--- Start of Page ---

Converting the data as per the 'Data_Output_Template' file:

# Read 'Data_Output_Template' file
data_output = pd.read_excel('Data_Output_Template.xlsx')
# Crate Year, Month and LMO_Detailed_industry combined idx to get the data_output formatted result naics_employment_summary1 = naics_employment_summary.copy() naics_employment_summary1['idx'] = naics_employment_summary1["SYEAR"].astype(str) + '-' + naics_employment_summary1["SMTH"].astype(str) + '-' + naics_employment_summary1["LMO_Detailed_Industry"] 

data_output1 = data_output.copy() 
data_output1['idx'] = data_output1["SYEAR"].astype(str) + '-' + data_output1["SMTH"].astype(str) + '-' + data_output1["LMO_Detailed_Industry"] 

# Merge the two dataframes data_output1 and naics_employment_summary1
combined_data = pd.merge(data_output1, naics_employment_summary1, left_on='idx', right_on='idx', how='left')

# Fille tha NaN values with zero in '_EMPLOYMENT_' column
combined_data["_EMPLOYMENT_"] = combined_data["_EMPLOYMENT_"].fillna(0)

# Get the month wise employment summary data into "Employment" column of dat_output dataframe
data_output["Employment"] = combined_data["_EMPLOYMENT_"].astype(np.int)
data_output.head()


Exploratory Data Analysis

Here for the exploratory data analysis calculated Industry wise the employment summary.

# create a dataframe with industry wise employment summary
industry_wise_summary = data_output.groupby(["LMO_Detailed_Industry"])["Employment"].sum()
industry_wise_summary.head()

Plotting employment wise top 10 industries using bar plot.

# Plotting employment wise top 10 Industries.
industry_wise_summary.sort_values(ascending=False)[:10].plot(kind='barh')
plt.xlabel("Employment")
plt.title("Employment wise Top 10 Industries Bar plot")

--- End of Page ---
--- Start of Stored records ---

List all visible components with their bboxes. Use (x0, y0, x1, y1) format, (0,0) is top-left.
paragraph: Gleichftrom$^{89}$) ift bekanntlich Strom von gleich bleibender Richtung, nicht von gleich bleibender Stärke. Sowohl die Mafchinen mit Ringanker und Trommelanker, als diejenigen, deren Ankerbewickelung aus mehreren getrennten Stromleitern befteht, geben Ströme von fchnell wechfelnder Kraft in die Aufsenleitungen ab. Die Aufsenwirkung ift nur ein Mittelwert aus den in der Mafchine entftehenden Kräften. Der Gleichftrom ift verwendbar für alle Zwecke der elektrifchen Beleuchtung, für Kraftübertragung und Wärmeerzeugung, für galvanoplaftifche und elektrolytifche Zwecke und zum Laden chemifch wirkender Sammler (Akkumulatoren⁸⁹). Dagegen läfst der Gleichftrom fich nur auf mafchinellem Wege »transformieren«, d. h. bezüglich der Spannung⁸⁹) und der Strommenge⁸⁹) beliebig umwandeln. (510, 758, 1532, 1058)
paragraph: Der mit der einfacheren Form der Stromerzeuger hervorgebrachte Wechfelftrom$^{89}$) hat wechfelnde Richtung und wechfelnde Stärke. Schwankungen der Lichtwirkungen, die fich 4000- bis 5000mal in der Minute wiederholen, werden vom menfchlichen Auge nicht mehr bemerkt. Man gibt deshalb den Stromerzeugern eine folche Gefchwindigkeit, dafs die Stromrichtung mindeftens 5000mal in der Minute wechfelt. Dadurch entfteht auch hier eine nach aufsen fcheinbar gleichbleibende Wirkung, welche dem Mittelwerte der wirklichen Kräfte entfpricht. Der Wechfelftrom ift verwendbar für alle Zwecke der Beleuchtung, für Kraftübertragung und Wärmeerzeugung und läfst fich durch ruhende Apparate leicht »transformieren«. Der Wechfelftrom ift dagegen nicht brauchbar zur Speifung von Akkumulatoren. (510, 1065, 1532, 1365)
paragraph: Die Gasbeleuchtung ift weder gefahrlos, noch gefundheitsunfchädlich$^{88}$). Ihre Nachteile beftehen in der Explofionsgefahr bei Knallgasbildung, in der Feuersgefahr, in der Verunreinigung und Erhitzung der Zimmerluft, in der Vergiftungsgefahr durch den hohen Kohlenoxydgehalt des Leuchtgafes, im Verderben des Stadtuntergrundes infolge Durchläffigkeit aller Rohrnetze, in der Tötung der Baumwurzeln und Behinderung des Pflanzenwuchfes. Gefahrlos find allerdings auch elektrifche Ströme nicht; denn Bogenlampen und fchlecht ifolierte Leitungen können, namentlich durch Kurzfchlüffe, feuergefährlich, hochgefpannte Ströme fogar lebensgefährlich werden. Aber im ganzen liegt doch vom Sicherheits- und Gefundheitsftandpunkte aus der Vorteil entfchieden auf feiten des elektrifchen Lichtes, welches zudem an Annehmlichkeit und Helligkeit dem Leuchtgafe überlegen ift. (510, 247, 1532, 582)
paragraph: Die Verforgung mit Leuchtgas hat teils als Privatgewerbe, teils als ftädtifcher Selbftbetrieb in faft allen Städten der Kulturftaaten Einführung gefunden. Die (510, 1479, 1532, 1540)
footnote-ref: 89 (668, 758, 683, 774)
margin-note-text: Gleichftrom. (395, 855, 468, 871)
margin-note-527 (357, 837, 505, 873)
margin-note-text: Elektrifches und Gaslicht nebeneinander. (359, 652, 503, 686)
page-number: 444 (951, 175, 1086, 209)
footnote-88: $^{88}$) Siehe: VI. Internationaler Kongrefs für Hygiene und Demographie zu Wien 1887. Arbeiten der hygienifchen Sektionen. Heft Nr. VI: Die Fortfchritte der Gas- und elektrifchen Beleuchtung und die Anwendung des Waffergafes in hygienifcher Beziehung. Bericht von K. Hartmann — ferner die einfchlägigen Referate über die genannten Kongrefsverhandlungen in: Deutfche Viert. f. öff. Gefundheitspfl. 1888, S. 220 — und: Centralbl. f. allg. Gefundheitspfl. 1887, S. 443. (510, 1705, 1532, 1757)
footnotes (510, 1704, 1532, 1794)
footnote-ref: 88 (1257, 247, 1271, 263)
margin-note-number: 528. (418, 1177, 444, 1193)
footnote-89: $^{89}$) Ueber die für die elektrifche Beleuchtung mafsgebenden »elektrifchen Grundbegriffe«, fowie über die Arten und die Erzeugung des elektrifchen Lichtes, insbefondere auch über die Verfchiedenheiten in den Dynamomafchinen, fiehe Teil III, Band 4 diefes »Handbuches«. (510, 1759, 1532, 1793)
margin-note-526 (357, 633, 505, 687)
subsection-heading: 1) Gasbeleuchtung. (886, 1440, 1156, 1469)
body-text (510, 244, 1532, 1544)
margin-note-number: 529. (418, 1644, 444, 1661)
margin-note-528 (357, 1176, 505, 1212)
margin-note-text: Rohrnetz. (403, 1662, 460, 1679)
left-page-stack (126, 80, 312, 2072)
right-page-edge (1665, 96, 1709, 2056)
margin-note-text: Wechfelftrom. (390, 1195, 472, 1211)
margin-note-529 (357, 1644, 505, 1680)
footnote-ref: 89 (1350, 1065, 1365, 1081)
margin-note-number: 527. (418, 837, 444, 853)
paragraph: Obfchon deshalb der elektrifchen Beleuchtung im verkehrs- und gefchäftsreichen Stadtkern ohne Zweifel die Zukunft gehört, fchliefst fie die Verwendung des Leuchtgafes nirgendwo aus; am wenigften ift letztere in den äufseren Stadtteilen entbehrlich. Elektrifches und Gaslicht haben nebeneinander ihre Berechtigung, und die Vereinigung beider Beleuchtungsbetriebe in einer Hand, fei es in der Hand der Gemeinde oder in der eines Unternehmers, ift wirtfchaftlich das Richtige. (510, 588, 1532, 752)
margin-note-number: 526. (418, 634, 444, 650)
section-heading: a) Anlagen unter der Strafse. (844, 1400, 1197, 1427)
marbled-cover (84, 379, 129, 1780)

--- End of Stored records ---

**Directions**
(A) In the employment data walkthrough, what value replaces the NaN entries in the '_EMPLOYMENT_' column?
(B) Continue the employment data walkthrough from the point where it stops.
The records have no connection to the employment data walkthrough.

**Task-by-task results**
(A) Zero.

(B)
# Create a dataframe with Year and Month as index
month_wise_employment_summary = data_output.copy()
month_wise_employment_summary['month_idx'] = pd.to_datetime([f'{y}-{m}' for y, m in zip(month_wise_employment_summary.SYEAR, month_wise_employment_summary.SMTH)])
month_wise_employment_summary.index = month_wise_employment_summary["month_idx"]
month_wise_employment_summary.head()

Time series employment in Construction Industry, the top contributor of Employment

Let's plot time series data of the employment in Construction sector evolved overtime.

construction_data = month_wise_employment_summary[month_wise_employment_summary["LMO_Detailed_Industry"] == "Construction"]

construction_data.plot(y="Employment", title="Employment in Constction evolved overtime", figsize=(20,10))
plt.xlabel("Month and Year")
plt.ylabel("Employment")

The employment in Construction is rapidly increased from 2004 till the global crisis mid 2008. As the global crisis started there is decline in employment but recently it could able to catch up and now it is the top most industry contributing towards total employment.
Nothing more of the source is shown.